──────── Raw data

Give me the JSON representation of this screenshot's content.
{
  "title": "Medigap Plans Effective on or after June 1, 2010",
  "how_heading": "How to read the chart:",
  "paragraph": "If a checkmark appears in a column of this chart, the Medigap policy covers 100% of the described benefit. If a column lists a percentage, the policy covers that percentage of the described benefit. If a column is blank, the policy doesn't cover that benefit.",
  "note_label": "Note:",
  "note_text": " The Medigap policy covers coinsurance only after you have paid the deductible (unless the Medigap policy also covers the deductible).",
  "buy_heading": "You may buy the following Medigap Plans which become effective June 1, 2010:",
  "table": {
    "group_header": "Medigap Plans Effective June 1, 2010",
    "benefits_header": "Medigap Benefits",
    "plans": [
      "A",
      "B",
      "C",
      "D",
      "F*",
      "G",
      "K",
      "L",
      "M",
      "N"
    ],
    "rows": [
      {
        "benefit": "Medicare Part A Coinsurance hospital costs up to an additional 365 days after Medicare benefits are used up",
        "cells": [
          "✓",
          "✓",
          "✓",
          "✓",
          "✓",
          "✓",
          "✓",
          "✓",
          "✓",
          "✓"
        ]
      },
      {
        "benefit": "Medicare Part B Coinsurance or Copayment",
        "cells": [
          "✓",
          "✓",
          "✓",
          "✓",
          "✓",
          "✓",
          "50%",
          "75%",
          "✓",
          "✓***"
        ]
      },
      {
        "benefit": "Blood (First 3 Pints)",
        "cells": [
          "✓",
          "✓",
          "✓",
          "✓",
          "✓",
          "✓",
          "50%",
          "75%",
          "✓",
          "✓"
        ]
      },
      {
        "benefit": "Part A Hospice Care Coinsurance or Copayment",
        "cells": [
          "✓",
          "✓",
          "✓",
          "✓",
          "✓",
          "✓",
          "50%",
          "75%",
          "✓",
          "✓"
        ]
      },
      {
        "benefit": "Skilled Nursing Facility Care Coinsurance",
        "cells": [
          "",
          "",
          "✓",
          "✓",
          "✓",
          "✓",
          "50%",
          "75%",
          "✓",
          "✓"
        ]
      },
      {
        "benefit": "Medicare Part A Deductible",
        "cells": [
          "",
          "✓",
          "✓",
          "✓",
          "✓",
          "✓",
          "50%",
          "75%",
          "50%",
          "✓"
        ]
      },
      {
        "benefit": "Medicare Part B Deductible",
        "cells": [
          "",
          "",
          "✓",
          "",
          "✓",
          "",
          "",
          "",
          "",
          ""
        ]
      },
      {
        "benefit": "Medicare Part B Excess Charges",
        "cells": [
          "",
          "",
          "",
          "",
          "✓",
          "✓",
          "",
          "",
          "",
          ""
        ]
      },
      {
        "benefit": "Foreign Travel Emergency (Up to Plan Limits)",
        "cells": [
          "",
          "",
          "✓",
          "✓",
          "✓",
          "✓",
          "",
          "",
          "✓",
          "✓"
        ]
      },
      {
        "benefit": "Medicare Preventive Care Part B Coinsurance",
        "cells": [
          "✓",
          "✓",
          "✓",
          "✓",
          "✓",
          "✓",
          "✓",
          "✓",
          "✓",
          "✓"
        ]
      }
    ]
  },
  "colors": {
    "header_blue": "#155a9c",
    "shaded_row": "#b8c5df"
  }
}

────────────────

Description of the task:
Reproduce the material in full, with no word added or dropped.

Result of this task:
Give me the JSON representation of this screenshot's content.
{
  "title": "Medigap Plans Effective on or after June 1, 2010",
  "how_heading": "How to read the chart:",
  "paragraph": "If a checkmark appears in a column of this chart, the Medigap policy covers 100% of the described benefit. If a column lists a percentage, the policy covers that percentage of the described benefit. If a column is blank, the policy doesn't cover that benefit.",
  "note_label": "Note:",
  "note_text": " The Medigap policy covers coinsurance only after you have paid the deductible (unless the Medigap policy also covers the deductible).",
  "buy_heading": "You may buy the following Medigap Plans which become effective June 1, 2010:",
  "table": {
    "group_header": "Medigap Plans Effective June 1, 2010",
    "benefits_header": "Medigap Benefits",
    "plans": [
      "A",
      "B",
      "C",
      "D",
      "F*",
      "G",
      "K",
      "L",
      "M",
      "N"
    ],
    "rows": [
      {
        "benefit": "Medicare Part A Coinsurance hospital costs up to an additional 365 days after Medicare benefits are used up",
        "cells": [
          "✓",
          "✓",
          "✓",
          "✓",
          "✓",
          "✓",
          "✓",
          "✓",
          "✓",
          "✓"
        ]
      },
      {
        "benefit": "Medicare Part B Coinsurance or Copayment",
        "cells": [
          "✓",
          "✓",
          "✓",
          "✓",
          "✓",
          "✓",
          "50%",
          "75%",
          "✓",
          "✓***"
        ]
      },
      {
        "benefit": "Blood (First 3 Pints)",
        "cells": [
          "✓",
          "✓",
          "✓",
          "✓",
          "✓",
          "✓",
          "50%",
          "75%",
          "✓",
          "✓"
        ]
      },
      {
        "benefit": "Part A Hospice Care Coinsurance or Copayment",
        "cells": [
          "✓",
          "✓",
          "✓",
          "✓",
          "✓",
          "✓",
          "50%",
          "75%",
          "✓",
          "✓"
        ]
      },
      {
        "benefit": "Skilled Nursing Facility Care Coinsurance",
        "cells": [
          "",
          "",
          "✓",
          "✓",
          "✓",
          "✓",
          "50%",
          "75%",
          "✓",
          "✓"
        ]
      },
      {
        "benefit": "Medicare Part A Deductible",
        "cells": [
          "",
          "✓",
          "✓",
          "✓",
          "✓",
          "✓",
          "50%",
          "75%",
          "50%",
          "✓"
        ]
      },
      {
        "benefit": "Medicare Part B Deductible",
        "cells": [
          "",
          "",
          "✓",
          "",
          "✓",
          "",
          "",
          "",
          "",
          ""
        ]
      },
      {
        "benefit": "Medicare Part B Excess Charges",
        "cells": [
          "",
          "",
          "",
          "",
          "✓",
          "✓",
          "",
          "",
          "",
          ""
        ]
      },
      {
        "benefit": "Foreign Travel Emergency (Up to Plan Limits)",
        "cells": [
          "",
          "",
          "✓",
          "✓",
          "✓",
          "✓",
          "",
          "",
          "✓",
          "✓"
        ]
      },
      {
        "benefit": "Medicare Preventive Care Part B Coinsurance",
        "cells": [
          "✓",
          "✓",
          "✓",
          "✓",
          "✓",
          "✓",
          "✓",
          "✓",
          "✓",
          "✓"
        ]
      }
    ]
  },
  "colors": {
    "header_blue": "#155a9c",
    "shaded_row": "#b8c5df"
  }
}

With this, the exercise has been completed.